| What is being asked |
Return the listing below exactly, with the pictures dropped.

╭─ Data shown

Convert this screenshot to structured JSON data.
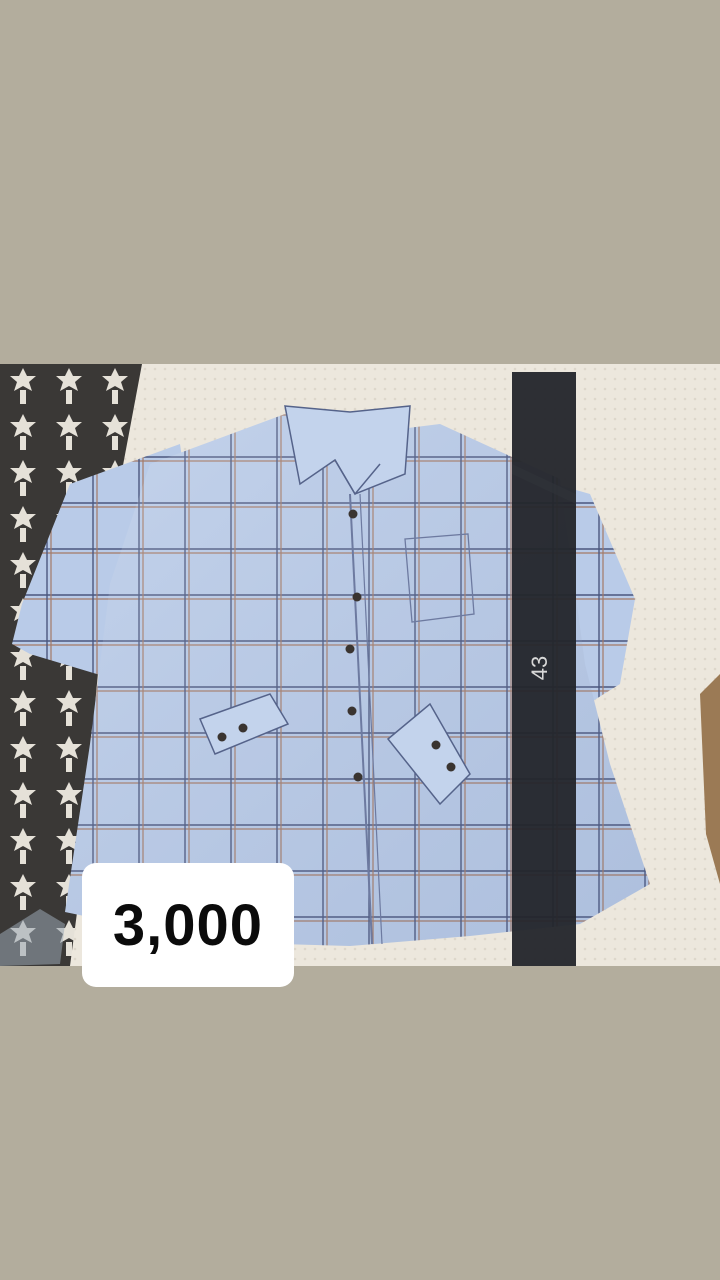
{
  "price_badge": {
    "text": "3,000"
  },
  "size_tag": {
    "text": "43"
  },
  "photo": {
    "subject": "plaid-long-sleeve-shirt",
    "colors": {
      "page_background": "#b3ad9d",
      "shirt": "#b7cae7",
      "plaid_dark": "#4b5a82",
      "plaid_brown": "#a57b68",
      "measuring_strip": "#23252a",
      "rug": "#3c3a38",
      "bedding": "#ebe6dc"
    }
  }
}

╰─

| Response |
Convert this screenshot to structured JSON data.
{
  "price_badge": {
    "text": "3,000"
  },
  "size_tag": {
    "text": "43"
  },
  "photo": {
    "subject": "plaid-long-sleeve-shirt",
    "colors": {
      "page_background": "#b3ad9d",
      "shirt": "#b7cae7",
      "plaid_dark": "#4b5a82",
      "plaid_brown": "#a57b68",
      "measuring_strip": "#23252a",
      "rug": "#3c3a38",
      "bedding": "#ebe6dc"
    }
  }
}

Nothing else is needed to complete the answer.